(Items from a figure collection)
— Begin —
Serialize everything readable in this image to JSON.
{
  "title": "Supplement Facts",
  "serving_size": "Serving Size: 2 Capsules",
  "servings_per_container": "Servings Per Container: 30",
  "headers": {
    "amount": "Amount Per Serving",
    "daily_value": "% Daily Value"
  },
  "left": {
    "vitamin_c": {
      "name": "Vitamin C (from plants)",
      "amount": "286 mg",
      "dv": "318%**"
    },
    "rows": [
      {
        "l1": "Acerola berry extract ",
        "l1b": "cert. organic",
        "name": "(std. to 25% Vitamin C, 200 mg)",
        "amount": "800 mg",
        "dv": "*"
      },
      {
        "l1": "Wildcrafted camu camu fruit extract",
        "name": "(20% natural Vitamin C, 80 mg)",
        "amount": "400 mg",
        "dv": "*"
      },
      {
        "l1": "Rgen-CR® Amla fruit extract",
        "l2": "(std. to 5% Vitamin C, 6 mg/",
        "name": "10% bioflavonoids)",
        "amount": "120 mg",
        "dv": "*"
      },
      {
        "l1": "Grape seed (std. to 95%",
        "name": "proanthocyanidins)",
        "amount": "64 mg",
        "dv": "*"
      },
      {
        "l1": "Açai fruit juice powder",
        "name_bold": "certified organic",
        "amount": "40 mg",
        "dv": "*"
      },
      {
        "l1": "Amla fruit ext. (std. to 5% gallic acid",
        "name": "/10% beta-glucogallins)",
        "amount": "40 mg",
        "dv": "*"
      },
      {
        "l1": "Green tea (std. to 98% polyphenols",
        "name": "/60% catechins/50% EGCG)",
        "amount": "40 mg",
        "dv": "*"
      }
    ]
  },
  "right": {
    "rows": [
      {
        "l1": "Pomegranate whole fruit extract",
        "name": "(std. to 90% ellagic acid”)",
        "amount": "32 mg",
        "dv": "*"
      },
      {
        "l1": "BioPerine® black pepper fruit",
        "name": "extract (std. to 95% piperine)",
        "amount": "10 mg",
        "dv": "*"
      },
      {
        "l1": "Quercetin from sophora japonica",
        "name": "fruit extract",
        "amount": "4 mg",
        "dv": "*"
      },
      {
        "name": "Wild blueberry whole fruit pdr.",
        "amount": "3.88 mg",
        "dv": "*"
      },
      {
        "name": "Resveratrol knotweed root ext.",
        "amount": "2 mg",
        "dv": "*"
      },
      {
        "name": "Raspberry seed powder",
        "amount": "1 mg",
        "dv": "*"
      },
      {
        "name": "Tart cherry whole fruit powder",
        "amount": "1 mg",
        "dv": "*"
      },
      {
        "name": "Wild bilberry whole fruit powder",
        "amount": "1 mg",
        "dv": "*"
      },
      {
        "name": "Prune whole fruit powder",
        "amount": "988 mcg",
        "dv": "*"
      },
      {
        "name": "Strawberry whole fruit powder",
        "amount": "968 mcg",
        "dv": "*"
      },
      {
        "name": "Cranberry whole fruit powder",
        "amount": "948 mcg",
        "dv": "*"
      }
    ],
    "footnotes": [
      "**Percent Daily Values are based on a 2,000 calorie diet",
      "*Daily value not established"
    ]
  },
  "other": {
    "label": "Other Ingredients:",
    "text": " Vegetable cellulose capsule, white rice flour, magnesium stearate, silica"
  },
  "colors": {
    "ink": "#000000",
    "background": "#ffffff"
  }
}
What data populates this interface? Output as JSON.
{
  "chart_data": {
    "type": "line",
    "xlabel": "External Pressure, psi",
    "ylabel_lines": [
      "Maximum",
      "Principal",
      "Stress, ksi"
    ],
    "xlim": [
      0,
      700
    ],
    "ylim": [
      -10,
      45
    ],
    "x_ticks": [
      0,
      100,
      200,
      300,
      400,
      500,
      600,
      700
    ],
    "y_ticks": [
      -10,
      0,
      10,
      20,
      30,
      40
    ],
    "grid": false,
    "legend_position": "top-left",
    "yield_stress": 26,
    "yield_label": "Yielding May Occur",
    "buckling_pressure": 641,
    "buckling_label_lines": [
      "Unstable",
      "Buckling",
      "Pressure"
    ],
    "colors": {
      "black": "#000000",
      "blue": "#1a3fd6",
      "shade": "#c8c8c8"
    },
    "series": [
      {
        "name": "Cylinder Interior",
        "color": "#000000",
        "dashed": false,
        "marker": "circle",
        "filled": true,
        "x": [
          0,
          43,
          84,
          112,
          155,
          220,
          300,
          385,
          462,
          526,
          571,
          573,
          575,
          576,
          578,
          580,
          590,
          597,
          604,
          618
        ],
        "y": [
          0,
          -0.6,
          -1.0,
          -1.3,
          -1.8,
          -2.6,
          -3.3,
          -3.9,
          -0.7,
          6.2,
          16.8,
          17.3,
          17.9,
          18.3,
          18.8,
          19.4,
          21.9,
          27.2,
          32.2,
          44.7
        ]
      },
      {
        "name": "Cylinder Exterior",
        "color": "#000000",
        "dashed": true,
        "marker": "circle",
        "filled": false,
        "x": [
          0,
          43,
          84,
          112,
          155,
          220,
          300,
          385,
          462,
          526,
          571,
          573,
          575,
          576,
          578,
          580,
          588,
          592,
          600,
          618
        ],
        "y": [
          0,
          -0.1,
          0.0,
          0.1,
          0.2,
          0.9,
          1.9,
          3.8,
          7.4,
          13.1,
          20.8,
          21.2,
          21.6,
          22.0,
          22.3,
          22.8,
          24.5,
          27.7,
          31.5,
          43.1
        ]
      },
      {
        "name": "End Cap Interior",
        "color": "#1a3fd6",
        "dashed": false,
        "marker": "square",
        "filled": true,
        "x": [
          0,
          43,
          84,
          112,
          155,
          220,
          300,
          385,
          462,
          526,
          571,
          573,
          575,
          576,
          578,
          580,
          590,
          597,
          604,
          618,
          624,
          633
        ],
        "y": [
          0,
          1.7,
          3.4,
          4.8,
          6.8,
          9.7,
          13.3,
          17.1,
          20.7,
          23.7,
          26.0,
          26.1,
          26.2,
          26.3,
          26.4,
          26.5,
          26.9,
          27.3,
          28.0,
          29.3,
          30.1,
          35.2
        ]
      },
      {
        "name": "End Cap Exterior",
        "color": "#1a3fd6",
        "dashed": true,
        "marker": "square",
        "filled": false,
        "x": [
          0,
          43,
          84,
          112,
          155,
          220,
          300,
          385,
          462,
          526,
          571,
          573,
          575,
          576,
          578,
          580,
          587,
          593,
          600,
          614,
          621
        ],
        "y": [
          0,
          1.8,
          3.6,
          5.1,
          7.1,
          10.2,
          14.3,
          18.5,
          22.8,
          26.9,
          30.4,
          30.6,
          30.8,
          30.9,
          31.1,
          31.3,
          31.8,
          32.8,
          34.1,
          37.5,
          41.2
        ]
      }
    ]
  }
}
— End —
_PROBLEM_. Copy each line that holds the word "this".

_RESPONSE BELOW_.
Serialize everything readable in this image to JSON.
What data populates this interface? Output as JSON.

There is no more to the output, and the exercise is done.